A block of data
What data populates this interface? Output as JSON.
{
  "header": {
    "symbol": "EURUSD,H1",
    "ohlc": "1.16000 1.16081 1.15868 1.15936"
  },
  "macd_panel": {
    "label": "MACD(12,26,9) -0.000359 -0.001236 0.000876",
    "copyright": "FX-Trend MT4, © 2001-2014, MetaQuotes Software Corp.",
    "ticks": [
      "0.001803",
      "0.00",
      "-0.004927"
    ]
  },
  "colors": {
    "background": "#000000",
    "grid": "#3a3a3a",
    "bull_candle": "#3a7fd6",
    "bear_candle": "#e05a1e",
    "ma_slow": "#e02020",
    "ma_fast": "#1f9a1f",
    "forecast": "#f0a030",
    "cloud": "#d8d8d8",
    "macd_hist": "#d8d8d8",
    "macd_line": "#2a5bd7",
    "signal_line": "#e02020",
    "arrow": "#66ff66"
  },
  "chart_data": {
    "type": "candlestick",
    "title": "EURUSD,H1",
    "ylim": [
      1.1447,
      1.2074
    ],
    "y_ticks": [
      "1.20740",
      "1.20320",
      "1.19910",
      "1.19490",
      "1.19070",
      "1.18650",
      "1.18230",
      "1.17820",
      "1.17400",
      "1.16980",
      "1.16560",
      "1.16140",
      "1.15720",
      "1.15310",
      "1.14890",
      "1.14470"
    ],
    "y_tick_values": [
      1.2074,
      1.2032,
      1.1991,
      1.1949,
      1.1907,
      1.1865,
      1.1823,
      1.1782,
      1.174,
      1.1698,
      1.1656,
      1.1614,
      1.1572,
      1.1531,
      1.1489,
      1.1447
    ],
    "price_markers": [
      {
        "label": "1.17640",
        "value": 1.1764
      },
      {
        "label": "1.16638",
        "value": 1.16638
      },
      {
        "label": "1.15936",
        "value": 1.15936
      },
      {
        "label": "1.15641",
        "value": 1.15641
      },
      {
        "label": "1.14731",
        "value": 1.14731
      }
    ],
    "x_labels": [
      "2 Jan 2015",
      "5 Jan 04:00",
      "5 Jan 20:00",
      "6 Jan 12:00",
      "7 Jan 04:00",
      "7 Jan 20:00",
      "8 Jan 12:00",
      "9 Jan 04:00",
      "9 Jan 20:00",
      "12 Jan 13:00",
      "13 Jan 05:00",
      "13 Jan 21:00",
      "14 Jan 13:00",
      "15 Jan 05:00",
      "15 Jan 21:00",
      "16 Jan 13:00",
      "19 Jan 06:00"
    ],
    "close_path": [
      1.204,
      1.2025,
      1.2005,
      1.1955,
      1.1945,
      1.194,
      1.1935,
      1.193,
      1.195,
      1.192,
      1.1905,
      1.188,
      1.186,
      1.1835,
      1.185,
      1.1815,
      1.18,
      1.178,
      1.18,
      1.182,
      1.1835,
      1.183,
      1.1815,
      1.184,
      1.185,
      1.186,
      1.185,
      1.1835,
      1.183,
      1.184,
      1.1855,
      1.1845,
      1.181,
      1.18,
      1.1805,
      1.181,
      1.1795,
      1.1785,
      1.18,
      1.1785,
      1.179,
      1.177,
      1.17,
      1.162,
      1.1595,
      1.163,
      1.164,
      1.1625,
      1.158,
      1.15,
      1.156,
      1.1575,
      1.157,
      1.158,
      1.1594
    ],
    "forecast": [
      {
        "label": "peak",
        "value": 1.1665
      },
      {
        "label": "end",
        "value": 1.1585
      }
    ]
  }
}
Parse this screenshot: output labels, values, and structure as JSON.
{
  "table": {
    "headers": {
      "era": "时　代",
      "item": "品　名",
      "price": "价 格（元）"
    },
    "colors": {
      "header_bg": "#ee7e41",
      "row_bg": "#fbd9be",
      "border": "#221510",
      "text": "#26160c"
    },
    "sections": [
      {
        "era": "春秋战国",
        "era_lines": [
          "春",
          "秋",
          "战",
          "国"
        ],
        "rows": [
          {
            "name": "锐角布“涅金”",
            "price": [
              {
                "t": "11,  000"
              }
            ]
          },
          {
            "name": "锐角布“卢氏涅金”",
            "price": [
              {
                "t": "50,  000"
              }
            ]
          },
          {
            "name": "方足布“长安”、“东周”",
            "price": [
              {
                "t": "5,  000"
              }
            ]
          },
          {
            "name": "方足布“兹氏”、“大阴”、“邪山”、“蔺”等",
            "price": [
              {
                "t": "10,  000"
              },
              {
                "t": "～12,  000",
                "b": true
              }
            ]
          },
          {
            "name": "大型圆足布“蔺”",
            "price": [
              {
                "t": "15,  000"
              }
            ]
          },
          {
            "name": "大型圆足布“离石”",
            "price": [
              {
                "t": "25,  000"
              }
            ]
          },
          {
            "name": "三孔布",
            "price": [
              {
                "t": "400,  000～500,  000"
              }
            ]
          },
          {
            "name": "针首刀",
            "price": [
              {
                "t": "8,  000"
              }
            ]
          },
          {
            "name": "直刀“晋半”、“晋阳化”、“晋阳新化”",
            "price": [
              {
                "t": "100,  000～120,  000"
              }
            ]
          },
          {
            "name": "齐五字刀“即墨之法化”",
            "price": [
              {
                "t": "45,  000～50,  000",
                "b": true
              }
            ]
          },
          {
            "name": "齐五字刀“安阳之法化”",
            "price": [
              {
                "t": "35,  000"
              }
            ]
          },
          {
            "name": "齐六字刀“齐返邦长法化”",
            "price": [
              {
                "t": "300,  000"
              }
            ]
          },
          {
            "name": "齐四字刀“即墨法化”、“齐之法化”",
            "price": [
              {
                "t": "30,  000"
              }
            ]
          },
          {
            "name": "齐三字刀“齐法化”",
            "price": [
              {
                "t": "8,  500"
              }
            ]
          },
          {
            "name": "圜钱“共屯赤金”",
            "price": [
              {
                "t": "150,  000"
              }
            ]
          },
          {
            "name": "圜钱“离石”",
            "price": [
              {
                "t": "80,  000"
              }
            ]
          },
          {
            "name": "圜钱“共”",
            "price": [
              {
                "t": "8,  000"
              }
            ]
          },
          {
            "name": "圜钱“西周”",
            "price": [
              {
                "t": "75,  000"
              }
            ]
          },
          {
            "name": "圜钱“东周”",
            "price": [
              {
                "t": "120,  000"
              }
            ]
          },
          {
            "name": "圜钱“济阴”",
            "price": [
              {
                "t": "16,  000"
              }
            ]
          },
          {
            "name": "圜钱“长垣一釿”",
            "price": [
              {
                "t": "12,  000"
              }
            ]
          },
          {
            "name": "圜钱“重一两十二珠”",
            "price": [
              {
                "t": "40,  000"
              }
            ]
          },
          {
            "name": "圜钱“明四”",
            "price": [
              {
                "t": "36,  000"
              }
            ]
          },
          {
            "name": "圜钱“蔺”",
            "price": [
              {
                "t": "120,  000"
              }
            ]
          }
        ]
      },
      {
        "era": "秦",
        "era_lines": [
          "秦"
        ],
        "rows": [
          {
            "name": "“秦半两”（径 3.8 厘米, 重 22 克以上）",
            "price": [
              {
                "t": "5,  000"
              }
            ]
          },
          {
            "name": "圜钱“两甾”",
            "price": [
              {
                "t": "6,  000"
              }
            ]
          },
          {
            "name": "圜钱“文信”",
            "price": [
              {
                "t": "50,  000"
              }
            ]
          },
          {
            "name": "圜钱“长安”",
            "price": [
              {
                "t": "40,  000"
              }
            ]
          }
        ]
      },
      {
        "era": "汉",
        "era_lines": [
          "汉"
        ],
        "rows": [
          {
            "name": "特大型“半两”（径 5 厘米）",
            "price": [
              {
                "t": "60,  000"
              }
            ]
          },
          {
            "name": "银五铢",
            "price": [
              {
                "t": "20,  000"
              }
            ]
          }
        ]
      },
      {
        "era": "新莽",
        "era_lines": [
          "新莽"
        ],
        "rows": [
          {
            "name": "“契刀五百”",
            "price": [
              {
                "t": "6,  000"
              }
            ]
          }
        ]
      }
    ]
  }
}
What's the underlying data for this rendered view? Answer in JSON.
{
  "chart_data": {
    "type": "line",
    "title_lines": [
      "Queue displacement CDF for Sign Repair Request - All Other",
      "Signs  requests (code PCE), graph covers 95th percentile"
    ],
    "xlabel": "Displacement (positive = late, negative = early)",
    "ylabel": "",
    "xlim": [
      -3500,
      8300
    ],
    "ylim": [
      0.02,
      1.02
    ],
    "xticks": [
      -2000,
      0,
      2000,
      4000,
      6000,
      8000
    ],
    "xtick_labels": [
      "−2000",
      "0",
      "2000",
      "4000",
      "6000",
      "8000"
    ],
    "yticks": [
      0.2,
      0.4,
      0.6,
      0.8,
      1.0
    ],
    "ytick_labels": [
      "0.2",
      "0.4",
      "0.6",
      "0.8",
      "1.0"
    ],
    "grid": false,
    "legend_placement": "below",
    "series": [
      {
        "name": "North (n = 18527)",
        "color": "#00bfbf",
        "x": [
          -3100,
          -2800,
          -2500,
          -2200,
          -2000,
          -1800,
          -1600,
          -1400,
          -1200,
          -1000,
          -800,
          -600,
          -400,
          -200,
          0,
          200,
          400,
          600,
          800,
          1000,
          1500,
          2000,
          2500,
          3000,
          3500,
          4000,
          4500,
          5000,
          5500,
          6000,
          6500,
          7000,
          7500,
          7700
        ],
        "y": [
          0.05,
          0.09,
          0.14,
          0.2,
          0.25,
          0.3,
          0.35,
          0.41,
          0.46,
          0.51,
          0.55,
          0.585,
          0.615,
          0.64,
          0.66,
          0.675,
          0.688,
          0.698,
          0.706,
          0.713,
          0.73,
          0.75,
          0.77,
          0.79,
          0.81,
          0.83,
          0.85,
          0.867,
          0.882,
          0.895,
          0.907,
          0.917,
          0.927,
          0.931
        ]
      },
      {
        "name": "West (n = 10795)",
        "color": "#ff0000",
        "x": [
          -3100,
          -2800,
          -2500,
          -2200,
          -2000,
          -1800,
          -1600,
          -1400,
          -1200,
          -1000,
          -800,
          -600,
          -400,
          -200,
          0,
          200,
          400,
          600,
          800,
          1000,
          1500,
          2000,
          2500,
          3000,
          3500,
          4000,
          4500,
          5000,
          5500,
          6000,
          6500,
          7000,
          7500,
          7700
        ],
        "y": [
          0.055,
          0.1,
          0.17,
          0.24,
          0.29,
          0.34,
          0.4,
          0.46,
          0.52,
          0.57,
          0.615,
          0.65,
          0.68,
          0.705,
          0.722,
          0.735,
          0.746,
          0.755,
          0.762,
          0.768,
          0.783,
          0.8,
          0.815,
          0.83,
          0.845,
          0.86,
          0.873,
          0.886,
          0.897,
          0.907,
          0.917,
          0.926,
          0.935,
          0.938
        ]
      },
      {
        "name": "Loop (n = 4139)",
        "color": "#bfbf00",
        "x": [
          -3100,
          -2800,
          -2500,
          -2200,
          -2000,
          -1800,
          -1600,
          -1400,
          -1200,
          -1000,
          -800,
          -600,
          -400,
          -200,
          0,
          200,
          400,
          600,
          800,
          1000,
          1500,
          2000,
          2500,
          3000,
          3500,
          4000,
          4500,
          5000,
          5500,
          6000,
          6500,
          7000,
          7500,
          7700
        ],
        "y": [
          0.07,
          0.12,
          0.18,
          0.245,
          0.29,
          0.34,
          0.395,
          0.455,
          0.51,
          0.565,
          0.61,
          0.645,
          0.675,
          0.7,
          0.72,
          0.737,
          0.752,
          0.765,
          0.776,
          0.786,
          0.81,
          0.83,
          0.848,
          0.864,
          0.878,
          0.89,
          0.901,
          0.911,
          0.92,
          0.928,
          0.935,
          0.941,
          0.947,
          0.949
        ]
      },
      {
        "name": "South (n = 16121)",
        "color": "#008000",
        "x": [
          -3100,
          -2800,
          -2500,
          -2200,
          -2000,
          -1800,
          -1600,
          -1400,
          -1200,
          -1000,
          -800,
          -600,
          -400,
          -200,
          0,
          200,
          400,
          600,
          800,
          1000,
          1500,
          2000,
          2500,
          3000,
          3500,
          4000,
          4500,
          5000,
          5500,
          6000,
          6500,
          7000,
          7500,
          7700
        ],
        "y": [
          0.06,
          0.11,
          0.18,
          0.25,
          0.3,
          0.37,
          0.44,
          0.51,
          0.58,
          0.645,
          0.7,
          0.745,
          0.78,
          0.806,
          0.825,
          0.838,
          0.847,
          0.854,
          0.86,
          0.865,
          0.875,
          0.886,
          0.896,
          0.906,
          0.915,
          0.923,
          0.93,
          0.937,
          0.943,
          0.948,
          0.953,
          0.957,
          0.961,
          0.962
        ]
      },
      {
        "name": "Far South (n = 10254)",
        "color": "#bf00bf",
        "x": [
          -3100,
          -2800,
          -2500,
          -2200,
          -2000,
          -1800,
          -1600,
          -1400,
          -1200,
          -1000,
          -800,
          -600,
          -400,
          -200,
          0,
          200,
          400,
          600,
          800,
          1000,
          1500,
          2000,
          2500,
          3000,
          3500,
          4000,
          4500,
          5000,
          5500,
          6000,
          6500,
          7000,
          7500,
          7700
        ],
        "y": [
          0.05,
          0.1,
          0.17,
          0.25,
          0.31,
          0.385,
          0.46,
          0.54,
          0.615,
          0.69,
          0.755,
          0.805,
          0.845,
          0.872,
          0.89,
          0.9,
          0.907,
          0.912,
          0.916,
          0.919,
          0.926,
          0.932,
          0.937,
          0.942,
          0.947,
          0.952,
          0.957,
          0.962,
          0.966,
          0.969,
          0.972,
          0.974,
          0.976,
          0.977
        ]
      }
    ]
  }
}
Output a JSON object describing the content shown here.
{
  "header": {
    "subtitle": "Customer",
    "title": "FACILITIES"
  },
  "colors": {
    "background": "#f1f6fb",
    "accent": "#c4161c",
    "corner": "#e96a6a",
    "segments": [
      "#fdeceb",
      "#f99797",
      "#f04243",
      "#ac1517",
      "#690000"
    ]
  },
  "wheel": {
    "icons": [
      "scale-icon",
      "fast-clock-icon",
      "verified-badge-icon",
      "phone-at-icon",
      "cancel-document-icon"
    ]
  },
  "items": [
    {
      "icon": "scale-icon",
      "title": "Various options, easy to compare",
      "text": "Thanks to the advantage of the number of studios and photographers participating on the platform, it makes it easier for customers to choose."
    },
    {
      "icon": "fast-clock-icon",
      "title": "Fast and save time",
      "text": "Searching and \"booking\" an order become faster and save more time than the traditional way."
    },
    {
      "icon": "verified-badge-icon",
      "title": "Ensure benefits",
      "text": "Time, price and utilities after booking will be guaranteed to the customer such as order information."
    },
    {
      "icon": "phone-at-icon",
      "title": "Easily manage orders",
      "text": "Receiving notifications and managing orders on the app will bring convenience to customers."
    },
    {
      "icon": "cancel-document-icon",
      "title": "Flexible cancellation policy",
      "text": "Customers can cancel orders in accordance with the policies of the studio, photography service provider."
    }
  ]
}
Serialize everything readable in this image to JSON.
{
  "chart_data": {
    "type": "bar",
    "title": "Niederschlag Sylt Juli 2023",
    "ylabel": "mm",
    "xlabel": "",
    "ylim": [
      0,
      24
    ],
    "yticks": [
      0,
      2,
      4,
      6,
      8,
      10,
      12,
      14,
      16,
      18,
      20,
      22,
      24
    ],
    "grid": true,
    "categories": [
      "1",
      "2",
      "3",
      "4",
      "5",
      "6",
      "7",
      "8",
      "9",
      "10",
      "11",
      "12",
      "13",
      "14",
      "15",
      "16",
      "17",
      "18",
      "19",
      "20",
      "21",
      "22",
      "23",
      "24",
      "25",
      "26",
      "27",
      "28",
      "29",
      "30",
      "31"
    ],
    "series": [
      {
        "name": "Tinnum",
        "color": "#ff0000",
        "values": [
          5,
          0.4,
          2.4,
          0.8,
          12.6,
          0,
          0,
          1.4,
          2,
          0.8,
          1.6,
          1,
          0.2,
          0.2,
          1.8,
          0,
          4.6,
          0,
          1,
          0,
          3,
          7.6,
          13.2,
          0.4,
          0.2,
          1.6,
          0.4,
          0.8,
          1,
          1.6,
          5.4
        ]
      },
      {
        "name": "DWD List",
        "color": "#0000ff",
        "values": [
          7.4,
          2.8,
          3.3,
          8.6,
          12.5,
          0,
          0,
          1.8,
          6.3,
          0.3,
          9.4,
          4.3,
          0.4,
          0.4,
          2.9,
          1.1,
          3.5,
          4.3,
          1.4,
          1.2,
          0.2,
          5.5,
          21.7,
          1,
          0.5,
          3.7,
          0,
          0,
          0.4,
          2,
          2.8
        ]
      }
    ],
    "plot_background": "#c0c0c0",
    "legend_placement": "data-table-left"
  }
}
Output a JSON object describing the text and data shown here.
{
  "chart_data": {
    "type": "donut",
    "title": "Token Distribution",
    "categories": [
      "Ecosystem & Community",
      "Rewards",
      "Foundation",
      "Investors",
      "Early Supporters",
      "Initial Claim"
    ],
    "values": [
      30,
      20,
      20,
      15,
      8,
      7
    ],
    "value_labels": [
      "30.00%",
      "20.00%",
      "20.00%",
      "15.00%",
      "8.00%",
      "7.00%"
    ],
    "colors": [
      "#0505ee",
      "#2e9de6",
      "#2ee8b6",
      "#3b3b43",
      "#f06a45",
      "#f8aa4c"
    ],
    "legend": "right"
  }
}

** TO DO **
Search the data above for the string "xlabel" and return every line that has it.

** THE RESULT **
    "xlabel": "Displacement (positive = late, negative = early)",
    "xlabel": "",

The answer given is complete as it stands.